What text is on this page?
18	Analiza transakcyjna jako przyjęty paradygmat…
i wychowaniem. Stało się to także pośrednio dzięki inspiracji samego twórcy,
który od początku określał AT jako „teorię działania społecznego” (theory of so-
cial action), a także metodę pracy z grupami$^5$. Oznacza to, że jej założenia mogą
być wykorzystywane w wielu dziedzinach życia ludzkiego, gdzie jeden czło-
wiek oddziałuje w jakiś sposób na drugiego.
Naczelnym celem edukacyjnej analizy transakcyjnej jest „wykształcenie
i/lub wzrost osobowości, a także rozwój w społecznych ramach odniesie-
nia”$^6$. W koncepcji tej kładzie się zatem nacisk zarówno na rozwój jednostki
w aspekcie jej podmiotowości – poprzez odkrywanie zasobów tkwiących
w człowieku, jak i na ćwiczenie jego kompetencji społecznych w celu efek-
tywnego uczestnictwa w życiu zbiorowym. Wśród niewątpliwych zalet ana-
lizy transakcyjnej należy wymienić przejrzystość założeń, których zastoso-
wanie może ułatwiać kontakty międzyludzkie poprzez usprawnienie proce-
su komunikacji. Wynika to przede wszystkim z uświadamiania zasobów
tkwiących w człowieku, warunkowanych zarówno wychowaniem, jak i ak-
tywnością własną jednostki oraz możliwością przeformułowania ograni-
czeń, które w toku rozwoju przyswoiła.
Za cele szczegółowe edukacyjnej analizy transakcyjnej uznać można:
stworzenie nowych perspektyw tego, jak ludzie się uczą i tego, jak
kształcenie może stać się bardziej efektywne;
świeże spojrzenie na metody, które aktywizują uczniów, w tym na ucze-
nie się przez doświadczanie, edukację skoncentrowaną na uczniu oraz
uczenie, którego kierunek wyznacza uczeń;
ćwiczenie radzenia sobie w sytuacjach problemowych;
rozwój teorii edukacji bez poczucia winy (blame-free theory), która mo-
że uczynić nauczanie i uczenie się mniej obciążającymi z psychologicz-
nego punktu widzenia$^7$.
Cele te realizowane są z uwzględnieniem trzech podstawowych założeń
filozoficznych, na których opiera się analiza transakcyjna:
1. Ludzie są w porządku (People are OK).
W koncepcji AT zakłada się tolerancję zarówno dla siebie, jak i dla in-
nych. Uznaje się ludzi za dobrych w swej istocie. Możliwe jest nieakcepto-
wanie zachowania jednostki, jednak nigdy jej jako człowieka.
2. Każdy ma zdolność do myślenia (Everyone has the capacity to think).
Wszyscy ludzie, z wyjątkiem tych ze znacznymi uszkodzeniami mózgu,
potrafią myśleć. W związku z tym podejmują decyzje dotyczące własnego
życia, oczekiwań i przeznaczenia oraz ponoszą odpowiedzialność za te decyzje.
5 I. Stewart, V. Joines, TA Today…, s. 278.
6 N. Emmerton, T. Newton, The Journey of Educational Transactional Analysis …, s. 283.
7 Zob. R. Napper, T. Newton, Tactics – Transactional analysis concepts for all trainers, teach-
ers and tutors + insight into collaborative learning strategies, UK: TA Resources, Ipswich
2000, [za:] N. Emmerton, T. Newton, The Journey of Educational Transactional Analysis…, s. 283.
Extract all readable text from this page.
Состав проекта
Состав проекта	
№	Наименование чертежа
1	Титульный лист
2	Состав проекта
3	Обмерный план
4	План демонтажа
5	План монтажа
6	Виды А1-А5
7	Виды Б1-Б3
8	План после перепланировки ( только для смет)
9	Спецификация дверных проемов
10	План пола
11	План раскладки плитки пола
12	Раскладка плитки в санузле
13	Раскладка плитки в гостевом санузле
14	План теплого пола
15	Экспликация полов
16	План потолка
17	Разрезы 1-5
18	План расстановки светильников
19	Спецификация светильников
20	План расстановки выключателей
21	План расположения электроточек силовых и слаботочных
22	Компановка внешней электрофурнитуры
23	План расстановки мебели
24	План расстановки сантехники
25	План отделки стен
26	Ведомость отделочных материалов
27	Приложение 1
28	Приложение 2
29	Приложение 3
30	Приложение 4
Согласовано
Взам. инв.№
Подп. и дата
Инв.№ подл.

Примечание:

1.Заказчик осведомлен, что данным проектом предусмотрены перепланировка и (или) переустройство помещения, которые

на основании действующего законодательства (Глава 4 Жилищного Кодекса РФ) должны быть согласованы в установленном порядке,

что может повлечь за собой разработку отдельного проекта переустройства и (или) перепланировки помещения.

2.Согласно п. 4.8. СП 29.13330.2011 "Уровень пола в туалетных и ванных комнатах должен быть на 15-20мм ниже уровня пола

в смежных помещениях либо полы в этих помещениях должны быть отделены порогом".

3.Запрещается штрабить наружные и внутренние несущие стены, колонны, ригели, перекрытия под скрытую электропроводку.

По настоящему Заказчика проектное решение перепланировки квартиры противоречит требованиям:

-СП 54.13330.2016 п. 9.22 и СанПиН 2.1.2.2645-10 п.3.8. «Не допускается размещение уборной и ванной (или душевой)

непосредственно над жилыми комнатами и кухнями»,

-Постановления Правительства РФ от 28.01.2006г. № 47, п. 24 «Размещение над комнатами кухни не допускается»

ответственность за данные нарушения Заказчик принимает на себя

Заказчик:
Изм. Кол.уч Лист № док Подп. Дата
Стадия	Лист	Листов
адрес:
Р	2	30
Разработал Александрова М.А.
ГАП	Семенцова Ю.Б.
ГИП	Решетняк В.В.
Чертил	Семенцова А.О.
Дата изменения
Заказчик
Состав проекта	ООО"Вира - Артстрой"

....

DIRECTIVE: Give only a number: how many lines of the data hold the string "analizy"?

WRITTEN ANSWER: 2